-- begin Provided data --

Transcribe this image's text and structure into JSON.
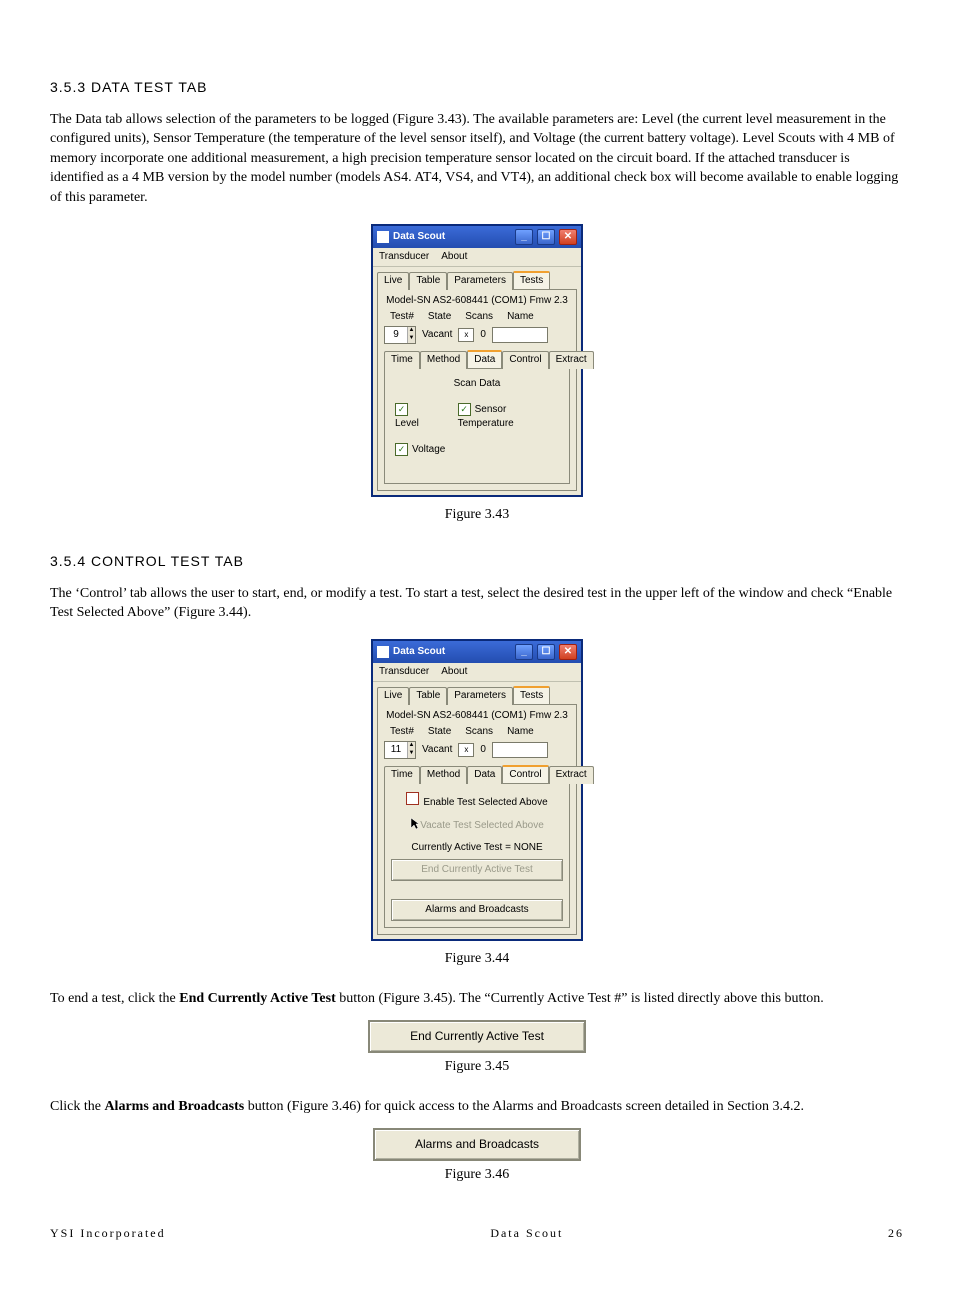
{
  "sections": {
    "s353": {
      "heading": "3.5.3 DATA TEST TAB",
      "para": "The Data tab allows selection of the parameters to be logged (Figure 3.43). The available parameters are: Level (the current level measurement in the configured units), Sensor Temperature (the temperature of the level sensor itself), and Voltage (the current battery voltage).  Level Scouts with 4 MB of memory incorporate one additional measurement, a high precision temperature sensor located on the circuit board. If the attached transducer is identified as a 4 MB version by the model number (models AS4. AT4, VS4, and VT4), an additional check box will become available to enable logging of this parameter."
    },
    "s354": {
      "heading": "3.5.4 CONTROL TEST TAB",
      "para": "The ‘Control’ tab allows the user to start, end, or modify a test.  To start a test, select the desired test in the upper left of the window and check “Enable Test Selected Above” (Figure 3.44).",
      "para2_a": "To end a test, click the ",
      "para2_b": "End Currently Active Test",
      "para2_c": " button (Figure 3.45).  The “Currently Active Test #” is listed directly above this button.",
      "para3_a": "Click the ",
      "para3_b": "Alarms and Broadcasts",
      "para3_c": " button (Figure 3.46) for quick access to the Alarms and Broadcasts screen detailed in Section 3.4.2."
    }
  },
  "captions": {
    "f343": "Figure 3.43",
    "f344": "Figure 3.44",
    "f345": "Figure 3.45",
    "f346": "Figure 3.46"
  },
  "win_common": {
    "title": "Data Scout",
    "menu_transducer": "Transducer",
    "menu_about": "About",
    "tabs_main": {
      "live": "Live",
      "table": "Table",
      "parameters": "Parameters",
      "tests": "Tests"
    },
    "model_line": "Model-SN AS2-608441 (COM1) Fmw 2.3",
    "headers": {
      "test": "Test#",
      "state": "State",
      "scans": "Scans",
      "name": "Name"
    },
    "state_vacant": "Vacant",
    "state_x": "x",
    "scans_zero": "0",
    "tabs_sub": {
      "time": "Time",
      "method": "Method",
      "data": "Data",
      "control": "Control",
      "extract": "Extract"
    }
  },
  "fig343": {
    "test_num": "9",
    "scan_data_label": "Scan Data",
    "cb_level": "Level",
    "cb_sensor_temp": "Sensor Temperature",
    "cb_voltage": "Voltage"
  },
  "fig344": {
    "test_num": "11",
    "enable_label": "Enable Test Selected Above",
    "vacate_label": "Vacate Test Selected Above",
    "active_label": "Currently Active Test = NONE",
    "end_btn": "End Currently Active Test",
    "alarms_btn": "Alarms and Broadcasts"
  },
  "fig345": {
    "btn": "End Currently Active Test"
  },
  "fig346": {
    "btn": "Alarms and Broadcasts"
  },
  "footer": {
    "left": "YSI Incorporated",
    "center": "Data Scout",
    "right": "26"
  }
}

-- end Provided data --

What you will do: All the lines above are to be given again exactly as they read, with the pictures removed.

Result below:
Transcribe this image's text and structure into JSON.
{
  "sections": {
    "s353": {
      "heading": "3.5.3 DATA TEST TAB",
      "para": "The Data tab allows selection of the parameters to be logged (Figure 3.43). The available parameters are: Level (the current level measurement in the configured units), Sensor Temperature (the temperature of the level sensor itself), and Voltage (the current battery voltage).  Level Scouts with 4 MB of memory incorporate one additional measurement, a high precision temperature sensor located on the circuit board. If the attached transducer is identified as a 4 MB version by the model number (models AS4. AT4, VS4, and VT4), an additional check box will become available to enable logging of this parameter."
    },
    "s354": {
      "heading": "3.5.4 CONTROL TEST TAB",
      "para": "The ‘Control’ tab allows the user to start, end, or modify a test.  To start a test, select the desired test in the upper left of the window and check “Enable Test Selected Above” (Figure 3.44).",
      "para2_a": "To end a test, click the ",
      "para2_b": "End Currently Active Test",
      "para2_c": " button (Figure 3.45).  The “Currently Active Test #” is listed directly above this button.",
      "para3_a": "Click the ",
      "para3_b": "Alarms and Broadcasts",
      "para3_c": " button (Figure 3.46) for quick access to the Alarms and Broadcasts screen detailed in Section 3.4.2."
    }
  },
  "captions": {
    "f343": "Figure 3.43",
    "f344": "Figure 3.44",
    "f345": "Figure 3.45",
    "f346": "Figure 3.46"
  },
  "win_common": {
    "title": "Data Scout",
    "menu_transducer": "Transducer",
    "menu_about": "About",
    "tabs_main": {
      "live": "Live",
      "table": "Table",
      "parameters": "Parameters",
      "tests": "Tests"
    },
    "model_line": "Model-SN AS2-608441 (COM1) Fmw 2.3",
    "headers": {
      "test": "Test#",
      "state": "State",
      "scans": "Scans",
      "name": "Name"
    },
    "state_vacant": "Vacant",
    "state_x": "x",
    "scans_zero": "0",
    "tabs_sub": {
      "time": "Time",
      "method": "Method",
      "data": "Data",
      "control": "Control",
      "extract": "Extract"
    }
  },
  "fig343": {
    "test_num": "9",
    "scan_data_label": "Scan Data",
    "cb_level": "Level",
    "cb_sensor_temp": "Sensor Temperature",
    "cb_voltage": "Voltage"
  },
  "fig344": {
    "test_num": "11",
    "enable_label": "Enable Test Selected Above",
    "vacate_label": "Vacate Test Selected Above",
    "active_label": "Currently Active Test = NONE",
    "end_btn": "End Currently Active Test",
    "alarms_btn": "Alarms and Broadcasts"
  },
  "fig345": {
    "btn": "End Currently Active Test"
  },
  "fig346": {
    "btn": "Alarms and Broadcasts"
  },
  "footer": {
    "left": "YSI Incorporated",
    "center": "Data Scout",
    "right": "26"
  }
}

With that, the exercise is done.